### Exercise details
Look below for the line with "OCR this image.". Extract that line and each one after it through the last, word for word.

### Records for processing
— BEGIN —
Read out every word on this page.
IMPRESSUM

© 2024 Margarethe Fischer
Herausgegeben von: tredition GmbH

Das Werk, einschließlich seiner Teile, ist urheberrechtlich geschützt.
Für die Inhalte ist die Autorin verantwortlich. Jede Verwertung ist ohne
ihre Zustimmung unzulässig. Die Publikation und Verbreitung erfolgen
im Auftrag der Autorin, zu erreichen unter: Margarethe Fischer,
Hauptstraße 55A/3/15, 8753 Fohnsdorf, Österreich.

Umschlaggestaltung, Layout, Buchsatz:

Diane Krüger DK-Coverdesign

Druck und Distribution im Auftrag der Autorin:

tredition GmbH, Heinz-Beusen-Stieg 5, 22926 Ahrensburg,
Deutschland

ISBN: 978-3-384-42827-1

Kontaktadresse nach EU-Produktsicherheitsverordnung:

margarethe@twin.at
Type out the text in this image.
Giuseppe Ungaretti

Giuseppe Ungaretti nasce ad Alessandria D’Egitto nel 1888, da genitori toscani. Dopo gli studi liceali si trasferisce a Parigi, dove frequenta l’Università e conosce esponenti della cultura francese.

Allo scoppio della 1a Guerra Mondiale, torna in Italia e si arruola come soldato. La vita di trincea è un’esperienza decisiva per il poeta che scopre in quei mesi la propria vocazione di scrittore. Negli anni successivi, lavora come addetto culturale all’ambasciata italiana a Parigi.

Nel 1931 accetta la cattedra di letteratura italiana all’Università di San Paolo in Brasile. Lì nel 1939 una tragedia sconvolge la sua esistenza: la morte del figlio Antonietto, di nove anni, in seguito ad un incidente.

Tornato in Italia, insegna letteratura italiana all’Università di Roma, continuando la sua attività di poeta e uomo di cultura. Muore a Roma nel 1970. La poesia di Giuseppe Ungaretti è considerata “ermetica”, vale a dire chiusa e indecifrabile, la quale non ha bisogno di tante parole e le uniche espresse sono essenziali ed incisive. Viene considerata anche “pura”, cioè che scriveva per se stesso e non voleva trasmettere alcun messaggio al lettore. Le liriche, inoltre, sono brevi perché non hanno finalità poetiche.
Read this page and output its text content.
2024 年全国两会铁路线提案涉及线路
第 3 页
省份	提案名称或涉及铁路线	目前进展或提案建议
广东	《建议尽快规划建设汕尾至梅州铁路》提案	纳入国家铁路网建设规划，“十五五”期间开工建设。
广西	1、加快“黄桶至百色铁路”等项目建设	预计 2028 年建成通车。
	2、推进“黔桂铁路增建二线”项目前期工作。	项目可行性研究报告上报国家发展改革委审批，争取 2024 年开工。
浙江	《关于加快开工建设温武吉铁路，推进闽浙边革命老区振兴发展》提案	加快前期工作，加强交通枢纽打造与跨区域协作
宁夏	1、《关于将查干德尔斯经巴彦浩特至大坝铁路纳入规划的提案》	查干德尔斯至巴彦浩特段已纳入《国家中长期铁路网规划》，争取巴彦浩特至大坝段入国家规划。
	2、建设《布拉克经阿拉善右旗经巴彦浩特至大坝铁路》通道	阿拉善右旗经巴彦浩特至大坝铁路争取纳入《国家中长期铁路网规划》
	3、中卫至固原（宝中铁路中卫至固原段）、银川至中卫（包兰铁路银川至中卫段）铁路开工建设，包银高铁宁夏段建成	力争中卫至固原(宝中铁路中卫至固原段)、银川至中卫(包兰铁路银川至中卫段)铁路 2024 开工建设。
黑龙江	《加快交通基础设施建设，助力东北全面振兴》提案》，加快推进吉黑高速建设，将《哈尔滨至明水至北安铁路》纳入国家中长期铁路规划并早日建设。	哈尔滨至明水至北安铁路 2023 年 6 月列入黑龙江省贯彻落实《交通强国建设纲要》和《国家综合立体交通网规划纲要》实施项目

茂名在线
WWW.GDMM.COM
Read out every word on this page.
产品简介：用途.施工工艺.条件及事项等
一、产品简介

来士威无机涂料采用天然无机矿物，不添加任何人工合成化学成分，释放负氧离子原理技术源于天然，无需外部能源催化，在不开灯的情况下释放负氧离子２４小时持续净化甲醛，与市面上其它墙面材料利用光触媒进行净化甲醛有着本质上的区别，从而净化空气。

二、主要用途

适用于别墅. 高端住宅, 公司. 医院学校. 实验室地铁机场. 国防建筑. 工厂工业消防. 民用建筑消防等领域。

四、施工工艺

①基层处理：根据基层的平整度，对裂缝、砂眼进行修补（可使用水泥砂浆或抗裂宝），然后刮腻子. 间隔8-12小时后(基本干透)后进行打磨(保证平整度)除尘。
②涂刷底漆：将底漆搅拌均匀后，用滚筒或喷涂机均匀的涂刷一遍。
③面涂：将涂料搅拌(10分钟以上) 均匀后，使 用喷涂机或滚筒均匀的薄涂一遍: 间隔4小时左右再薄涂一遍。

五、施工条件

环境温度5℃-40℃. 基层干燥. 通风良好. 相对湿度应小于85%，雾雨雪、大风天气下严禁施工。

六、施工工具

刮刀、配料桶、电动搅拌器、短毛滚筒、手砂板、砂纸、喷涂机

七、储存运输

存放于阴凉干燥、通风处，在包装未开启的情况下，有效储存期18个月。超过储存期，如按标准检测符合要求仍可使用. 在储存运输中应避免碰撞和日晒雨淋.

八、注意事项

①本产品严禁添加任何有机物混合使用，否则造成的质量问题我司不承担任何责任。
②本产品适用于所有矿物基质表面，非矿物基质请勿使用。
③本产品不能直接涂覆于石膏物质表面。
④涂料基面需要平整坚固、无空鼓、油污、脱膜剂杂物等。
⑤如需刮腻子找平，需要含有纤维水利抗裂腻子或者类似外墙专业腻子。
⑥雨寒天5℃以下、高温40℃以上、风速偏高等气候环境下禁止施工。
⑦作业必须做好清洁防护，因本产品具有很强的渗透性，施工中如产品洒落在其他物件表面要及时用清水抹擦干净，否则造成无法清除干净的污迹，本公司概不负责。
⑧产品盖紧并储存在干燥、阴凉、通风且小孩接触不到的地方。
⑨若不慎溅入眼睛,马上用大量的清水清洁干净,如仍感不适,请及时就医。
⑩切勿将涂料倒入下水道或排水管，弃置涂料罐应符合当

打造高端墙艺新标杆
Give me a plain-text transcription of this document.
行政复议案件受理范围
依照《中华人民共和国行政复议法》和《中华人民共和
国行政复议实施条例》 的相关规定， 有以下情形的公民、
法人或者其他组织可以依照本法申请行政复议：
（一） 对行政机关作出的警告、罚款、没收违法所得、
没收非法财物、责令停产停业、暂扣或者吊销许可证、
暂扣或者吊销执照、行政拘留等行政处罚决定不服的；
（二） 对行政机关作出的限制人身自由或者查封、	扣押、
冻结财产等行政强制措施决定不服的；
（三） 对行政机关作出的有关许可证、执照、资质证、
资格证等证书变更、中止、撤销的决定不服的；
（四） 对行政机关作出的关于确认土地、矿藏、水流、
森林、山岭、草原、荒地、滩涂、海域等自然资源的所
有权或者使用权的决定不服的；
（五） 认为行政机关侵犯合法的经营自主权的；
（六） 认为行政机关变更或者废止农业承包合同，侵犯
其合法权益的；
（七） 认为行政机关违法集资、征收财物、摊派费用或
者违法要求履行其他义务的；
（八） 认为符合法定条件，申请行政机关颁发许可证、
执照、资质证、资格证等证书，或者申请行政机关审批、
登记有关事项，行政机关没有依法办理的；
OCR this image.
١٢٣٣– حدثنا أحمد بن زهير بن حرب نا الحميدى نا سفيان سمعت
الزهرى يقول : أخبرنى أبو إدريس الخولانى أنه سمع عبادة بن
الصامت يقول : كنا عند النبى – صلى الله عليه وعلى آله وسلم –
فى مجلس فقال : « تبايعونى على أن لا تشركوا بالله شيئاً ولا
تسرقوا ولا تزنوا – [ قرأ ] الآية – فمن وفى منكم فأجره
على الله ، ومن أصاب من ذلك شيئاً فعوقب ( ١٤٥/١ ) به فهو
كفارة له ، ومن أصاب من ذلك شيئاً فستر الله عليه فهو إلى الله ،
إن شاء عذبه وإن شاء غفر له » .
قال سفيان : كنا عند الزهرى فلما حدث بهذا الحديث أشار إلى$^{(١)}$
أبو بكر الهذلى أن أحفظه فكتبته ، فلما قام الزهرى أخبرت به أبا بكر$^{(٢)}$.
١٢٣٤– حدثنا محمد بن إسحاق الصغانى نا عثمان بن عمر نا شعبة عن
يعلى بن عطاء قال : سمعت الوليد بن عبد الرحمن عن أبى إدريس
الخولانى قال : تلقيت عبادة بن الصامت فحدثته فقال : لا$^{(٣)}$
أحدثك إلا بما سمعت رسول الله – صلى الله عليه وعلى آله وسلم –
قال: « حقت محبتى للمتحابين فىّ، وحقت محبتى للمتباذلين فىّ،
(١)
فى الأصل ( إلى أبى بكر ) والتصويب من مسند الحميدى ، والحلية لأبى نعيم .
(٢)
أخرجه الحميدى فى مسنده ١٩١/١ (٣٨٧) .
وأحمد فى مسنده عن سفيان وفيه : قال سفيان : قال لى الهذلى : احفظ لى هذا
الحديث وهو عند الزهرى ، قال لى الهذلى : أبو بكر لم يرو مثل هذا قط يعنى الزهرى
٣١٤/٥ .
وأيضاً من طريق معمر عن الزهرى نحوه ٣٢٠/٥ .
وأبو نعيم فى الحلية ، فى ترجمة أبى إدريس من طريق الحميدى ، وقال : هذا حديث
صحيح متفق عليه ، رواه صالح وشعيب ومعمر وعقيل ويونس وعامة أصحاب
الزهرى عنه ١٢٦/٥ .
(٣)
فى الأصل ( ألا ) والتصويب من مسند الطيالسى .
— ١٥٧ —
— END —
### Exercise answer
OCR this image.
١٢٣٣– حدثنا أحمد بن زهير بن حرب نا الحميدى نا سفيان سمعت
الزهرى يقول : أخبرنى أبو إدريس الخولانى أنه سمع عبادة بن
الصامت يقول : كنا عند النبى – صلى الله عليه وعلى آله وسلم –
فى مجلس فقال : « تبايعونى على أن لا تشركوا بالله شيئاً ولا
تسرقوا ولا تزنوا – [ قرأ ] الآية – فمن وفى منكم فأجره
على الله ، ومن أصاب من ذلك شيئاً فعوقب ( ١٤٥/١ ) به فهو
كفارة له ، ومن أصاب من ذلك شيئاً فستر الله عليه فهو إلى الله ،
إن شاء عذبه وإن شاء غفر له » .
قال سفيان : كنا عند الزهرى فلما حدث بهذا الحديث أشار إلى$^{(١)}$
أبو بكر الهذلى أن أحفظه فكتبته ، فلما قام الزهرى أخبرت به أبا بكر$^{(٢)}$.
١٢٣٤– حدثنا محمد بن إسحاق الصغانى نا عثمان بن عمر نا شعبة عن
يعلى بن عطاء قال : سمعت الوليد بن عبد الرحمن عن أبى إدريس
الخولانى قال : تلقيت عبادة بن الصامت فحدثته فقال : لا$^{(٣)}$
أحدثك إلا بما سمعت رسول الله – صلى الله عليه وعلى آله وسلم –
قال: « حقت محبتى للمتحابين فىّ، وحقت محبتى للمتباذلين فىّ،
(١)
فى الأصل ( إلى أبى بكر ) والتصويب من مسند الحميدى ، والحلية لأبى نعيم .
(٢)
أخرجه الحميدى فى مسنده ١٩١/١ (٣٨٧) .
وأحمد فى مسنده عن سفيان وفيه : قال سفيان : قال لى الهذلى : احفظ لى هذا
الحديث وهو عند الزهرى ، قال لى الهذلى : أبو بكر لم يرو مثل هذا قط يعنى الزهرى
٣١٤/٥ .
وأيضاً من طريق معمر عن الزهرى نحوه ٣٢٠/٥ .
وأبو نعيم فى الحلية ، فى ترجمة أبى إدريس من طريق الحميدى ، وقال : هذا حديث
صحيح متفق عليه ، رواه صالح وشعيب ومعمر وعقيل ويونس وعامة أصحاب
الزهرى عنه ١٢٦/٥ .
(٣)
فى الأصل ( ألا ) والتصويب من مسند الطيالسى .
— ١٥٧ —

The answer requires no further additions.